Items:
-*-*-
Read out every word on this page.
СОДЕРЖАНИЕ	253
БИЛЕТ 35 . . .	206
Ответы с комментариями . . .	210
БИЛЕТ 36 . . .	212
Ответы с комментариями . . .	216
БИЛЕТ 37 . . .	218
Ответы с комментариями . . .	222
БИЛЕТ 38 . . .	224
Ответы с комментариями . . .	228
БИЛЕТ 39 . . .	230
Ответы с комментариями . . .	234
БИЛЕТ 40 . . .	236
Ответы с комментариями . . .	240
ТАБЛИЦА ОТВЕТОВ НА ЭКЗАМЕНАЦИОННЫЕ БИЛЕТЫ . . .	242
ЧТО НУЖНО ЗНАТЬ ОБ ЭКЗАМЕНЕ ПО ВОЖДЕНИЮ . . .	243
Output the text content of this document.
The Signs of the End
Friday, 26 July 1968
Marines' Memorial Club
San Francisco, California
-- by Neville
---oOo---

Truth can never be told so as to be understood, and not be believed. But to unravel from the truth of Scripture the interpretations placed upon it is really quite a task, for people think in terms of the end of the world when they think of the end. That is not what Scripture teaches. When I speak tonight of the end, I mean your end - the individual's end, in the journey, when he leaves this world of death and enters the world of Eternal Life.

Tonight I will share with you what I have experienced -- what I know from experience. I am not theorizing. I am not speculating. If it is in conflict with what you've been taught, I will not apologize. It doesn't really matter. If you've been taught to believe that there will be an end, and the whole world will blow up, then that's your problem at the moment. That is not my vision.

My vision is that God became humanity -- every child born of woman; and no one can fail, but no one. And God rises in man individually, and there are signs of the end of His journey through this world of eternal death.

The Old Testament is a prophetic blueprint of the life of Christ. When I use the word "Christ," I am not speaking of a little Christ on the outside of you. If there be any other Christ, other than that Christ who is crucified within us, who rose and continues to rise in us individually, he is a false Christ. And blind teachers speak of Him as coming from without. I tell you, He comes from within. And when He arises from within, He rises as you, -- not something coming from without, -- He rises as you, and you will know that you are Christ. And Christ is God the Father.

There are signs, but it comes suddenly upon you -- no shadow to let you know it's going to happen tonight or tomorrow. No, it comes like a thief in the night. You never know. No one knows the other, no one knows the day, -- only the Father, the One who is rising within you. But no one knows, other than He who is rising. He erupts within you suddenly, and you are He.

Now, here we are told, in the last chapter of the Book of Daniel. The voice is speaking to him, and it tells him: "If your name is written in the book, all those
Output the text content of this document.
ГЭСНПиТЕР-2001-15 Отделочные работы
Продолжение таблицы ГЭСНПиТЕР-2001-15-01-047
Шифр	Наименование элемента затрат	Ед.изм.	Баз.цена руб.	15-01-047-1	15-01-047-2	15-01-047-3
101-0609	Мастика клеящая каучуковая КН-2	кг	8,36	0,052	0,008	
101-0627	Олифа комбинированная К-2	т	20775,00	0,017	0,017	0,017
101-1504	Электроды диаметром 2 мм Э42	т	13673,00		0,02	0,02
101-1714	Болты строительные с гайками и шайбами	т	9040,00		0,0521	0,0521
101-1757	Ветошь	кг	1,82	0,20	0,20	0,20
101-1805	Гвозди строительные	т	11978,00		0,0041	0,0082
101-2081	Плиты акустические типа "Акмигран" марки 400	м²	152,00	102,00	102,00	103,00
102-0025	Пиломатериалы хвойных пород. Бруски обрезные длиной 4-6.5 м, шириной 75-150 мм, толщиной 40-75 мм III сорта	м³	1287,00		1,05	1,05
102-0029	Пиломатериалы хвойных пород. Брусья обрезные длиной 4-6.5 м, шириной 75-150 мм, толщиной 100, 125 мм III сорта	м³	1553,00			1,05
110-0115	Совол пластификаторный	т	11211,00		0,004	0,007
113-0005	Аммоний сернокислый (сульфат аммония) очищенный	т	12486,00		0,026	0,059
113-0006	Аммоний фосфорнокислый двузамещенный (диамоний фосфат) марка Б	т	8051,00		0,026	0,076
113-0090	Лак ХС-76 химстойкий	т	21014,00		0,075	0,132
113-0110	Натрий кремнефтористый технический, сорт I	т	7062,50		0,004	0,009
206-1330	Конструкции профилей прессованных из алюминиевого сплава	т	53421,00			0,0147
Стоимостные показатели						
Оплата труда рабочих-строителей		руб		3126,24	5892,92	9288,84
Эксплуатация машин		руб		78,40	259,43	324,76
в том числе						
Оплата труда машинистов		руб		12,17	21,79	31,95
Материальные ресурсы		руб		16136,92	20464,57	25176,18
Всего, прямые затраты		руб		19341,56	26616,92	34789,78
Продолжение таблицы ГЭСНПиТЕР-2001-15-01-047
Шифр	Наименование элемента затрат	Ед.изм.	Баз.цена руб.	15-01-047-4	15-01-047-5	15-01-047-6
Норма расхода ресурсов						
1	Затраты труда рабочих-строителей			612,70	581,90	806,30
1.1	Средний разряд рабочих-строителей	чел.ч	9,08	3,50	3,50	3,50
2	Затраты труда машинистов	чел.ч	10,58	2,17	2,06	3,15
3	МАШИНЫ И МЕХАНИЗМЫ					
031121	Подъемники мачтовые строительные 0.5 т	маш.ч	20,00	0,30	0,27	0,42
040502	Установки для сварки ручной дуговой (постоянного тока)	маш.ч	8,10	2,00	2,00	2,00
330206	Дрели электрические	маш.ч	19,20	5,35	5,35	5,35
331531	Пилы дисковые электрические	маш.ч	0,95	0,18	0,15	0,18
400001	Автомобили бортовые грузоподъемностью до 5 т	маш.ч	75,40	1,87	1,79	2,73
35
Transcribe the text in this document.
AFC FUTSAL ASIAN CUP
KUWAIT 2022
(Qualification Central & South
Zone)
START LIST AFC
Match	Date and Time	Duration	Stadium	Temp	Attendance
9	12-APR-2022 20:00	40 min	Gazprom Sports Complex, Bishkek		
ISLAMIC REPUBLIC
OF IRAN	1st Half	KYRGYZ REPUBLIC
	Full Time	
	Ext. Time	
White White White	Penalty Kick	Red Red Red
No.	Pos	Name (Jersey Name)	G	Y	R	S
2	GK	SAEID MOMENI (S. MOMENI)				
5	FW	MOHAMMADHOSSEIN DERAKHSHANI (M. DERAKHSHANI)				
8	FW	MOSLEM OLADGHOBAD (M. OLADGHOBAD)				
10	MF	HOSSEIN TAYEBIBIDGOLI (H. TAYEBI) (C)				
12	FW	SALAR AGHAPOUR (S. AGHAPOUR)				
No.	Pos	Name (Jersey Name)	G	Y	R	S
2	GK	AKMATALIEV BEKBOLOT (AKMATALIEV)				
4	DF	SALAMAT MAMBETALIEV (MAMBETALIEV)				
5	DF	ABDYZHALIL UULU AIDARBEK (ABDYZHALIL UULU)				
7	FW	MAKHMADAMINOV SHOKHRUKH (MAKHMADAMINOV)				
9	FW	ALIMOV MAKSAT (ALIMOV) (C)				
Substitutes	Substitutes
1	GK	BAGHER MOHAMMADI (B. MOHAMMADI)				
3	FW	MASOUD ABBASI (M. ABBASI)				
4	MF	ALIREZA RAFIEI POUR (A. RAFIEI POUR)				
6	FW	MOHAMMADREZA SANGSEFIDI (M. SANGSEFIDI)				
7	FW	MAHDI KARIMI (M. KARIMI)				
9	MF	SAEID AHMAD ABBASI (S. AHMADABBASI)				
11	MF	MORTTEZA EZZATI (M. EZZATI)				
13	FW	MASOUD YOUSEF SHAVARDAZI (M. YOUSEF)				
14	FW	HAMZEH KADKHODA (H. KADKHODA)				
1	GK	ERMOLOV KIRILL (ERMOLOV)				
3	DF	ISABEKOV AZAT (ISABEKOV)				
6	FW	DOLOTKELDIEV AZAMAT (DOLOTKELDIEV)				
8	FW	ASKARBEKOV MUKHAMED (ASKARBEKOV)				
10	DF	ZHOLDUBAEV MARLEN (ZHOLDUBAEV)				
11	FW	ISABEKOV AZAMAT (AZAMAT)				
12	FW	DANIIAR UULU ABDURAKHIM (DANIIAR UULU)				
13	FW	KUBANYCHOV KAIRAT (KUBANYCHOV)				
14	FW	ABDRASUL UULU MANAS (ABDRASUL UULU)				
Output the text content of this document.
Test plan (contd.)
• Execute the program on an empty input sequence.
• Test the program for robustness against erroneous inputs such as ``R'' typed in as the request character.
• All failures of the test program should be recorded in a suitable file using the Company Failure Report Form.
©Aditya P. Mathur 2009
-*-*-
Instruction:
Check each line of the records above for the string "within", and report every line that has it.

Task result:
The Old Testament is a prophetic blueprint of the life of Christ. When I use the word "Christ," I am not speaking of a little Christ on the outside of you. If there be any other Christ, other than that Christ who is crucified within us, who rose and continues to rise in us individually, he is a false Christ. And blind teachers speak of Him as coming from without. I tell you, He comes from within. And when He arises from within, He rises as you, -- not something coming from without, -- He rises as you, and you will know that you are Christ. And Christ is God the Father.
There are signs, but it comes suddenly upon you -- no shadow to let you know it's going to happen tonight or tomorrow. No, it comes like a thief in the night. You never know. No one knows the other, no one knows the day, -- only the Father, the One who is rising within you. But no one knows, other than He who is rising. He erupts within you suddenly, and you are He.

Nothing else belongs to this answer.